__DIRECTIONS__: Copy all entries without alteration and skip the pictures they hold.

..........

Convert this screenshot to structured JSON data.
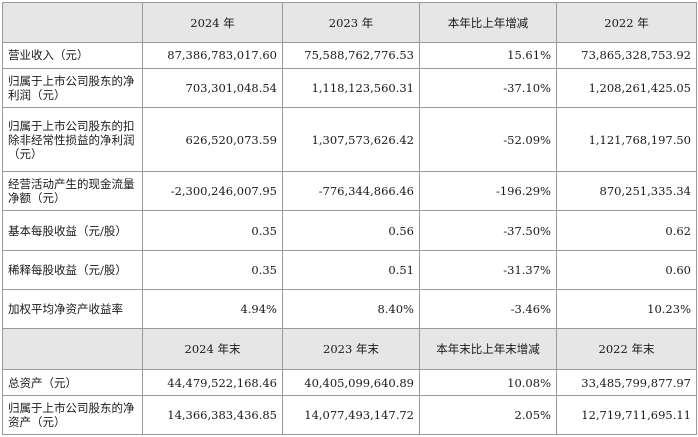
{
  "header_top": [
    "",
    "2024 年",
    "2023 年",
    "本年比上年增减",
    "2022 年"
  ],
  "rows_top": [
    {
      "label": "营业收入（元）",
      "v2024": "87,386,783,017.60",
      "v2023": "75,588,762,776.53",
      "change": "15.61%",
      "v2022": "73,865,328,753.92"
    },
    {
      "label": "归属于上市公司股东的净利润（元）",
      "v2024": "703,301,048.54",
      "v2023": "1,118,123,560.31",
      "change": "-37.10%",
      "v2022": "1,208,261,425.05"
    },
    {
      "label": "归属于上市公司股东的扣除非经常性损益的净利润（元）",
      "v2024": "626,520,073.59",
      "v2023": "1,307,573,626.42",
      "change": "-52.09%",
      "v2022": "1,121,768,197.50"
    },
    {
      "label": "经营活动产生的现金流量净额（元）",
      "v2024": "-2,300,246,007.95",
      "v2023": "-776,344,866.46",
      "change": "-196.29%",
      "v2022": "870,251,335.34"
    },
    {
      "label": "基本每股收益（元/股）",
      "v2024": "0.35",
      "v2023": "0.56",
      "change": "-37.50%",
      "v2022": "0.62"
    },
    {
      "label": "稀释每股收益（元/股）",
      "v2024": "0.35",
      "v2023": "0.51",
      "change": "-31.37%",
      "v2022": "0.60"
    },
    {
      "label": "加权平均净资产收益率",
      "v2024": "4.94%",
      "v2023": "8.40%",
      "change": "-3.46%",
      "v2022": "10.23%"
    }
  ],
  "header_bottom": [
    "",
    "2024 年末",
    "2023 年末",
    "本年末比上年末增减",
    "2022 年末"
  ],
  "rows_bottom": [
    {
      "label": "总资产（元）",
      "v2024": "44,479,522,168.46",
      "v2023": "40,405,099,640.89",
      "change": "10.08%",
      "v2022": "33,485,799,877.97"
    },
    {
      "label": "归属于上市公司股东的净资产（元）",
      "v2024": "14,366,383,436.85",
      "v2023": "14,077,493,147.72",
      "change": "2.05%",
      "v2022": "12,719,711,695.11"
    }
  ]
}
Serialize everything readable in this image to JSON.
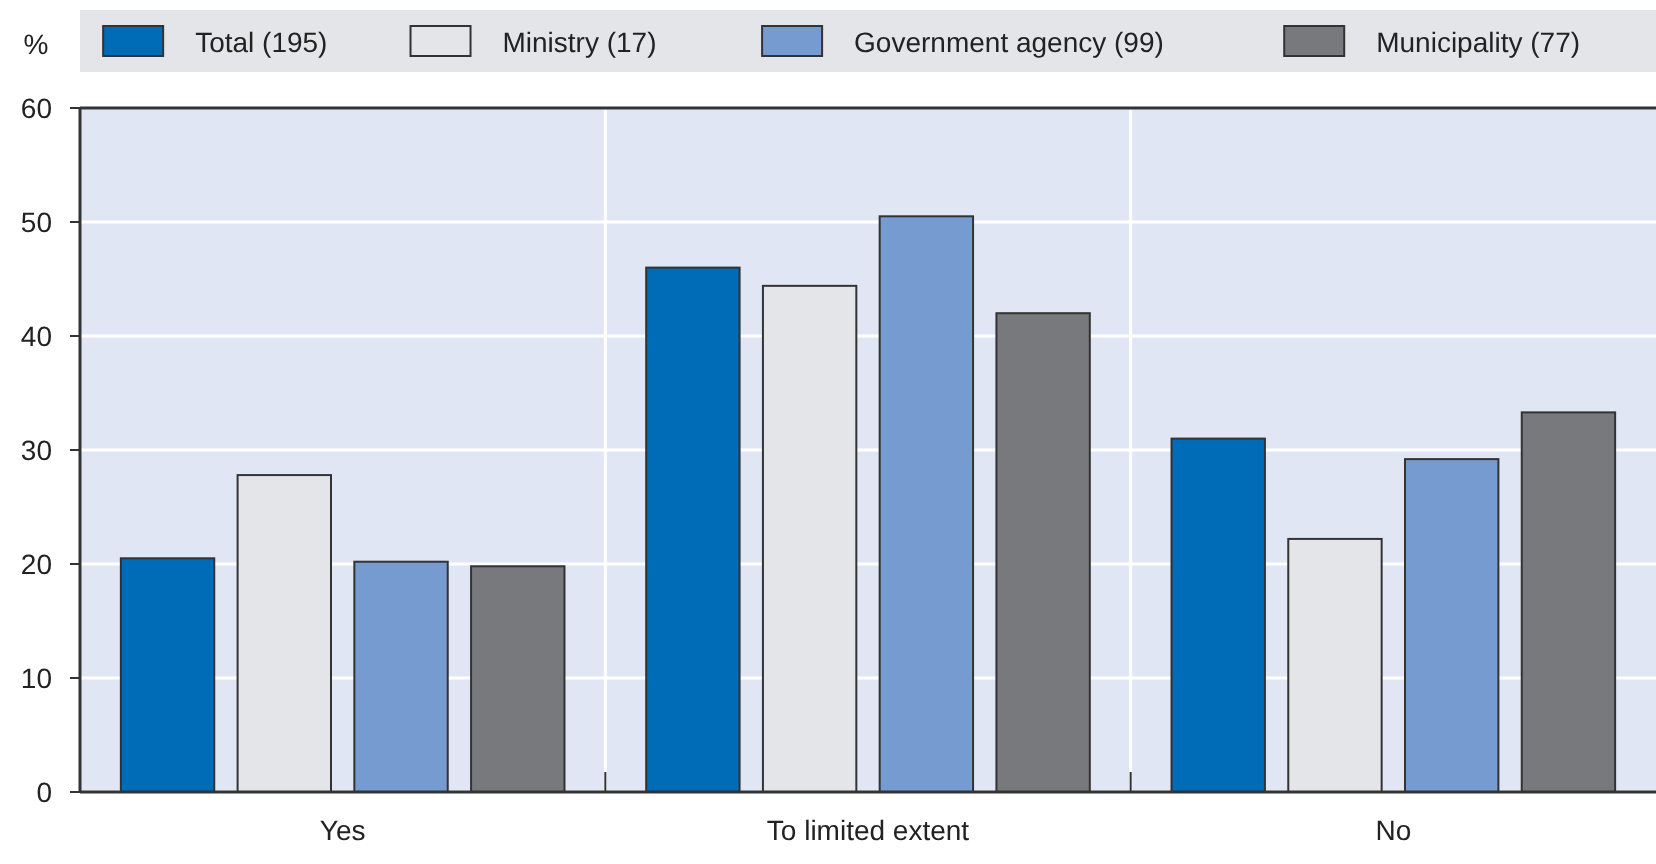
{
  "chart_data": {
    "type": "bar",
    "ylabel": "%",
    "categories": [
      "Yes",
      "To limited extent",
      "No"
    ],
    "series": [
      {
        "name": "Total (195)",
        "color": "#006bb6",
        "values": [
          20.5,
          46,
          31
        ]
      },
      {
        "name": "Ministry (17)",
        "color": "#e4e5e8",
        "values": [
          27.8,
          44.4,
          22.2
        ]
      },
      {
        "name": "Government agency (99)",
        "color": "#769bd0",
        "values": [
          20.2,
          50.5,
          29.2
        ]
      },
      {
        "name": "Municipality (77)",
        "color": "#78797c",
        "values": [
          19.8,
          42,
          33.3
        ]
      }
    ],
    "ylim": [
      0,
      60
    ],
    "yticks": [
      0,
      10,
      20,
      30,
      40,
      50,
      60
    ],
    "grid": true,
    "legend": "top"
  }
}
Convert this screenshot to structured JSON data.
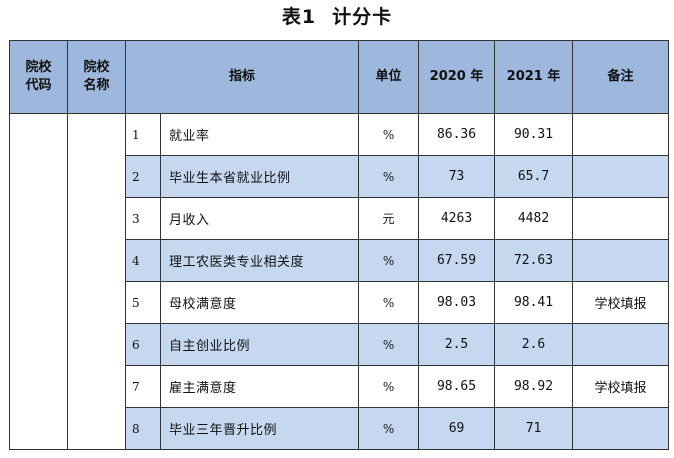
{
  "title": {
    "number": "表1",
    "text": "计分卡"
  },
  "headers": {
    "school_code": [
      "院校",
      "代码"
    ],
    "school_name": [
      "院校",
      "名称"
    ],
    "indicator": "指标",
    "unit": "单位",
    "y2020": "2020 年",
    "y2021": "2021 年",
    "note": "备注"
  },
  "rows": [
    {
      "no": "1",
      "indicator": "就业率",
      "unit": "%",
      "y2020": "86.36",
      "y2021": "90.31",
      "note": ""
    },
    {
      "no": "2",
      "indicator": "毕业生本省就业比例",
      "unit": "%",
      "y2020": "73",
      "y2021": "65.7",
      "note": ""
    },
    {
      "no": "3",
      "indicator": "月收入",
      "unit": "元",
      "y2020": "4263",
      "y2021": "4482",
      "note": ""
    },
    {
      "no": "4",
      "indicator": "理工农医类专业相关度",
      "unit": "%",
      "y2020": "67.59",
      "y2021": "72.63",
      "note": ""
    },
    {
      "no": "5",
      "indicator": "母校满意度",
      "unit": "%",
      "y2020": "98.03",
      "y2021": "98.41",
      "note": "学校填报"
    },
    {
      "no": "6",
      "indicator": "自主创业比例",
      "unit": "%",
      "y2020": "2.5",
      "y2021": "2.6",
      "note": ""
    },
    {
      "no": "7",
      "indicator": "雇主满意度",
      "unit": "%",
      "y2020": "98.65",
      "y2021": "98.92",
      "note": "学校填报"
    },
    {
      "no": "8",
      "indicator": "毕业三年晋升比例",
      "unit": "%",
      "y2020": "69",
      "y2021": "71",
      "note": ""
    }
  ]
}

..........

__FINISHED EXERCISE__:
Convert this screenshot to structured JSON data.
{
  "header_top": [
    "",
    "2024 年",
    "2023 年",
    "本年比上年增减",
    "2022 年"
  ],
  "rows_top": [
    {
      "label": "营业收入（元）",
      "v2024": "87,386,783,017.60",
      "v2023": "75,588,762,776.53",
      "change": "15.61%",
      "v2022": "73,865,328,753.92"
    },
    {
      "label": "归属于上市公司股东的净利润（元）",
      "v2024": "703,301,048.54",
      "v2023": "1,118,123,560.31",
      "change": "-37.10%",
      "v2022": "1,208,261,425.05"
    },
    {
      "label": "归属于上市公司股东的扣除非经常性损益的净利润（元）",
      "v2024": "626,520,073.59",
      "v2023": "1,307,573,626.42",
      "change": "-52.09%",
      "v2022": "1,121,768,197.50"
    },
    {
      "label": "经营活动产生的现金流量净额（元）",
      "v2024": "-2,300,246,007.95",
      "v2023": "-776,344,866.46",
      "change": "-196.29%",
      "v2022": "870,251,335.34"
    },
    {
      "label": "基本每股收益（元/股）",
      "v2024": "0.35",
      "v2023": "0.56",
      "change": "-37.50%",
      "v2022": "0.62"
    },
    {
      "label": "稀释每股收益（元/股）",
      "v2024": "0.35",
      "v2023": "0.51",
      "change": "-31.37%",
      "v2022": "0.60"
    },
    {
      "label": "加权平均净资产收益率",
      "v2024": "4.94%",
      "v2023": "8.40%",
      "change": "-3.46%",
      "v2022": "10.23%"
    }
  ],
  "header_bottom": [
    "",
    "2024 年末",
    "2023 年末",
    "本年末比上年末增减",
    "2022 年末"
  ],
  "rows_bottom": [
    {
      "label": "总资产（元）",
      "v2024": "44,479,522,168.46",
      "v2023": "40,405,099,640.89",
      "change": "10.08%",
      "v2022": "33,485,799,877.97"
    },
    {
      "label": "归属于上市公司股东的净资产（元）",
      "v2024": "14,366,383,436.85",
      "v2023": "14,077,493,147.72",
      "change": "2.05%",
      "v2022": "12,719,711,695.11"
    }
  ]
}
Serialize everything readable in this image to JSON.
{
  "chart_data": {
    "type": "bar",
    "ylabel": "%",
    "categories": [
      "Yes",
      "To limited extent",
      "No"
    ],
    "series": [
      {
        "name": "Total (195)",
        "color": "#006bb6",
        "values": [
          20.5,
          46,
          31
        ]
      },
      {
        "name": "Ministry (17)",
        "color": "#e4e5e8",
        "values": [
          27.8,
          44.4,
          22.2
        ]
      },
      {
        "name": "Government agency (99)",
        "color": "#769bd0",
        "values": [
          20.2,
          50.5,
          29.2
        ]
      },
      {
        "name": "Municipality (77)",
        "color": "#78797c",
        "values": [
          19.8,
          42,
          33.3
        ]
      }
    ],
    "ylim": [
      0,
      60
    ],
    "yticks": [
      0,
      10,
      20,
      30,
      40,
      50,
      60
    ],
    "grid": true,
    "legend": "top"
  }
}
Convert this screenshot to structured JSON data.
{
  "title": {
    "number": "表1",
    "text": "计分卡"
  },
  "headers": {
    "school_code": [
      "院校",
      "代码"
    ],
    "school_name": [
      "院校",
      "名称"
    ],
    "indicator": "指标",
    "unit": "单位",
    "y2020": "2020 年",
    "y2021": "2021 年",
    "note": "备注"
  },
  "rows": [
    {
      "no": "1",
      "indicator": "就业率",
      "unit": "%",
      "y2020": "86.36",
      "y2021": "90.31",
      "note": ""
    },
    {
      "no": "2",
      "indicator": "毕业生本省就业比例",
      "unit": "%",
      "y2020": "73",
      "y2021": "65.7",
      "note": ""
    },
    {
      "no": "3",
      "indicator": "月收入",
      "unit": "元",
      "y2020": "4263",
      "y2021": "4482",
      "note": ""
    },
    {
      "no": "4",
      "indicator": "理工农医类专业相关度",
      "unit": "%",
      "y2020": "67.59",
      "y2021": "72.63",
      "note": ""
    },
    {
      "no": "5",
      "indicator": "母校满意度",
      "unit": "%",
      "y2020": "98.03",
      "y2021": "98.41",
      "note": "学校填报"
    },
    {
      "no": "6",
      "indicator": "自主创业比例",
      "unit": "%",
      "y2020": "2.5",
      "y2021": "2.6",
      "note": ""
    },
    {
      "no": "7",
      "indicator": "雇主满意度",
      "unit": "%",
      "y2020": "98.65",
      "y2021": "98.92",
      "note": "学校填报"
    },
    {
      "no": "8",
      "indicator": "毕业三年晋升比例",
      "unit": "%",
      "y2020": "69",
      "y2021": "71",
      "note": ""
    }
  ]
}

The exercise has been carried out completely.